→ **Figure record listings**
┌──
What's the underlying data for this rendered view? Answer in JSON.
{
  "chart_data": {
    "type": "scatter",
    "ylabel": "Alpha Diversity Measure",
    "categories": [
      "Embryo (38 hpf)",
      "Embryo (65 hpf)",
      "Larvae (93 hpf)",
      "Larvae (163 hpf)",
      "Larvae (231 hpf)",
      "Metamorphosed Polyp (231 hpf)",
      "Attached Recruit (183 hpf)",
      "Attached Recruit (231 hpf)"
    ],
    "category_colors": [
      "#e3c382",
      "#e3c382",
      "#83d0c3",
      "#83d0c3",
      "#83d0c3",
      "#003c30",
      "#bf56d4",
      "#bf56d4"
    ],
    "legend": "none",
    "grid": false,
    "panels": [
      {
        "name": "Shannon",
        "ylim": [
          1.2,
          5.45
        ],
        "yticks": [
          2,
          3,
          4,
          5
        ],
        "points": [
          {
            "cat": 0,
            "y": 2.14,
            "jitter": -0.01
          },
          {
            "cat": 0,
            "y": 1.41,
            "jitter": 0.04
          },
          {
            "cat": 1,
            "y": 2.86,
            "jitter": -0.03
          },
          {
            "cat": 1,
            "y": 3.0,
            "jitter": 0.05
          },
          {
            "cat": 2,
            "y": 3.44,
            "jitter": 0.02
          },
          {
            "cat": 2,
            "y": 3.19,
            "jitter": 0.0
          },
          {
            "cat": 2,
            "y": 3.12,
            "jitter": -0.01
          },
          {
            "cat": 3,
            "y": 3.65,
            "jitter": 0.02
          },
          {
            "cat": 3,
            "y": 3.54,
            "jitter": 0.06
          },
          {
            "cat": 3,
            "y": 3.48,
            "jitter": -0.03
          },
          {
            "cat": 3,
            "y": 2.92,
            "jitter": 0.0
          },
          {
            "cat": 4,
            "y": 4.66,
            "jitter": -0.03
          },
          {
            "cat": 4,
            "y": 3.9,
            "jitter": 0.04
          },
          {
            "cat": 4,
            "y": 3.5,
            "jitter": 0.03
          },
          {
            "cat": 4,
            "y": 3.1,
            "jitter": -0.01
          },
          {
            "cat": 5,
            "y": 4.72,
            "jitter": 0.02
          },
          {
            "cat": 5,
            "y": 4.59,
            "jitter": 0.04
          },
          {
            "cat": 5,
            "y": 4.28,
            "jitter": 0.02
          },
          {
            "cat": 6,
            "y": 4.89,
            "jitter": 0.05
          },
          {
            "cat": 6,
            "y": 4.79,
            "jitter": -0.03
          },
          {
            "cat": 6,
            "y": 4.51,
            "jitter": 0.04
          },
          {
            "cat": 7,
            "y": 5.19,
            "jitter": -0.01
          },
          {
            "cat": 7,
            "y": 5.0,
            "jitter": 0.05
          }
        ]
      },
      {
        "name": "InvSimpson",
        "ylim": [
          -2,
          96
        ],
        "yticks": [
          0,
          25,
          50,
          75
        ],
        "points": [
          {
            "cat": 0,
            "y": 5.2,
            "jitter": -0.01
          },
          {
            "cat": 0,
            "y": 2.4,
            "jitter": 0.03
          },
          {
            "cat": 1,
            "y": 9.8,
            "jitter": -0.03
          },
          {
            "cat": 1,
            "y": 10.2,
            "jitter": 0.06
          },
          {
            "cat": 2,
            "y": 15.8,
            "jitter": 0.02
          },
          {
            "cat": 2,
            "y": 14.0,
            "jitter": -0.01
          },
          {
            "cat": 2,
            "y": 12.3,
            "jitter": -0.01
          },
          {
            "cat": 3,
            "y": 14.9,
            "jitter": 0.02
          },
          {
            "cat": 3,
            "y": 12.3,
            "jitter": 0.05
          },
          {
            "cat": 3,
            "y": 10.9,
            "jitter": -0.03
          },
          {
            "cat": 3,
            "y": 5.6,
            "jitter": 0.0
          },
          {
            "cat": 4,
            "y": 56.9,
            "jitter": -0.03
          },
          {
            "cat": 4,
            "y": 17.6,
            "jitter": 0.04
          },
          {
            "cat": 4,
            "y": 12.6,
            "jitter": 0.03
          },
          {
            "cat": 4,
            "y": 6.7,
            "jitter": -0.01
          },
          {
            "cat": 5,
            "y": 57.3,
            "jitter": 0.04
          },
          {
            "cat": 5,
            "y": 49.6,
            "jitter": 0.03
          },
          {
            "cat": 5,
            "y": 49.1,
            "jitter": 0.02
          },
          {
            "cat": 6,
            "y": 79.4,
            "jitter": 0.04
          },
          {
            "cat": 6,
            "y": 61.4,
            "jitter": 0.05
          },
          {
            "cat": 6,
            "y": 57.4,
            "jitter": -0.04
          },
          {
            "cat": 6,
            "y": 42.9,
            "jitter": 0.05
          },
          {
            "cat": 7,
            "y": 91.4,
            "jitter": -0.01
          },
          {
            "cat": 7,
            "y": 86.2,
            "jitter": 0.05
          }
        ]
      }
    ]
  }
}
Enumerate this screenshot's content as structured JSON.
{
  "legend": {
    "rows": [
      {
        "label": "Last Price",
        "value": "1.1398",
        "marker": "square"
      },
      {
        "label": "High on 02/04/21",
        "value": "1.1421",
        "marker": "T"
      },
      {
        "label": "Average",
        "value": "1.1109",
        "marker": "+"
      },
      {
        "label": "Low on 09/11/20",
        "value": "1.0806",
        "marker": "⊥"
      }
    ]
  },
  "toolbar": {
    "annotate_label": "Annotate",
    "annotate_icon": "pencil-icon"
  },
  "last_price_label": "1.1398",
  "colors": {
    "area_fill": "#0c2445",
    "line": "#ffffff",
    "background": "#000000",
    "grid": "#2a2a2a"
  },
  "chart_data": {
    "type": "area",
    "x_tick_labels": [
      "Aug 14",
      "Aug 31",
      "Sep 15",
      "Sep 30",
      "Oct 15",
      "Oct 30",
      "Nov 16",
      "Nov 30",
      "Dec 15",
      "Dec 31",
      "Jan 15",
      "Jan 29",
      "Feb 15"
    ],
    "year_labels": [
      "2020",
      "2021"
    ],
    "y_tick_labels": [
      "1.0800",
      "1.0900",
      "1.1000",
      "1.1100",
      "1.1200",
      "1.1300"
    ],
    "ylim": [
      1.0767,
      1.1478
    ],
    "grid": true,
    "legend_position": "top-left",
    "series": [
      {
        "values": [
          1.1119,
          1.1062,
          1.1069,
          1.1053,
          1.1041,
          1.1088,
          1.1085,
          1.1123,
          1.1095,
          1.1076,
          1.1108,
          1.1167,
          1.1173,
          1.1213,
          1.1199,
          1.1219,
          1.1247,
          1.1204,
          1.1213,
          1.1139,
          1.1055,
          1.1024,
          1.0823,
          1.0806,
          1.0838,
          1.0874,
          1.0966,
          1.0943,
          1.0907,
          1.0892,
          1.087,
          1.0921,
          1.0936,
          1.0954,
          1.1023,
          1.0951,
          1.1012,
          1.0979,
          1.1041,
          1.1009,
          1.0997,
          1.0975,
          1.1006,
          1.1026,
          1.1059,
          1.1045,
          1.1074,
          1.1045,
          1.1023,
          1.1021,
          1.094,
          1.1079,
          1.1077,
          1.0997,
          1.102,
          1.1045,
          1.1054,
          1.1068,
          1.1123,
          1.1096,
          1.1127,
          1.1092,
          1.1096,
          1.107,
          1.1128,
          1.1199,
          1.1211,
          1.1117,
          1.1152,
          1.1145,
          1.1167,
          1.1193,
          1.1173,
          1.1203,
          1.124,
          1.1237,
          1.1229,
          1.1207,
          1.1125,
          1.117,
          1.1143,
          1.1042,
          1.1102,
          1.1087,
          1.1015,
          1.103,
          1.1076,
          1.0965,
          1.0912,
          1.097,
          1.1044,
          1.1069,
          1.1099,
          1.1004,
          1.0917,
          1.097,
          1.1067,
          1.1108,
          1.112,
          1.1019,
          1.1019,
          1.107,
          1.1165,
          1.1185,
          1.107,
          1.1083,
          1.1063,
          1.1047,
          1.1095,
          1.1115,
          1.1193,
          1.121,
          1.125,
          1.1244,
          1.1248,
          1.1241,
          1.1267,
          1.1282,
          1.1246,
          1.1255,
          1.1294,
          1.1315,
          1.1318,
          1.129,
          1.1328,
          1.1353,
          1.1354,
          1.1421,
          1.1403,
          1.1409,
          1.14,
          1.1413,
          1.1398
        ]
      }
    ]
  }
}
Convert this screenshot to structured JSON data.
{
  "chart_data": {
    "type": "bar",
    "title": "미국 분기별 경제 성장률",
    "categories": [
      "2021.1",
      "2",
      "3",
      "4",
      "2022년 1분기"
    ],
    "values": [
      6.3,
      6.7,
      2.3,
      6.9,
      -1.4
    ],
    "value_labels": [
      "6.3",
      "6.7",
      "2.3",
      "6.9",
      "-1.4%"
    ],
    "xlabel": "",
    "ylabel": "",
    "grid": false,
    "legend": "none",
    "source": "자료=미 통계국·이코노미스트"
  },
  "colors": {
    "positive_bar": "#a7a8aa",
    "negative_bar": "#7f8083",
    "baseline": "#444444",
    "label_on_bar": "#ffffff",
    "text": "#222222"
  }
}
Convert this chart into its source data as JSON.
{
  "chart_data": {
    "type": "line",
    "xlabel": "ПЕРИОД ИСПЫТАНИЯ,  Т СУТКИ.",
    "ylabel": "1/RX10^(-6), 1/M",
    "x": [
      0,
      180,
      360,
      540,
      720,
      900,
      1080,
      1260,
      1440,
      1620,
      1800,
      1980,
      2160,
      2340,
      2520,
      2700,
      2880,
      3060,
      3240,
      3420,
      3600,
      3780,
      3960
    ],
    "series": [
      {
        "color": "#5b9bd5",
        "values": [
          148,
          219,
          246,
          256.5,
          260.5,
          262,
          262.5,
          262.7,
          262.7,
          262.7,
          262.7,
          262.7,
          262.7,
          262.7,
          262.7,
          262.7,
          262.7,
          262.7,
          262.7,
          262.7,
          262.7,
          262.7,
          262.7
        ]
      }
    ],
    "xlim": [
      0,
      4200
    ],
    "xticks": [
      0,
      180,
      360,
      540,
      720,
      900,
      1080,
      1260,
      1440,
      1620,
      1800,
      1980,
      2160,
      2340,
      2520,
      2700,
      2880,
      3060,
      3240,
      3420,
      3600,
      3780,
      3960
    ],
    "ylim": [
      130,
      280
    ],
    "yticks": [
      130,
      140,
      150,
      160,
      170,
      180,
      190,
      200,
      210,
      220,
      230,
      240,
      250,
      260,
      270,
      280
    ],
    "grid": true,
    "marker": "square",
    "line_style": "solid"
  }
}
└──
→ **TASK OBJECTIVE**
Out of the material above, select every line that holds the string "type".

→ **EXPECTED ANSWER**
    "type": "scatter",
    "type": "area",
    "type": "bar",
    "type": "line",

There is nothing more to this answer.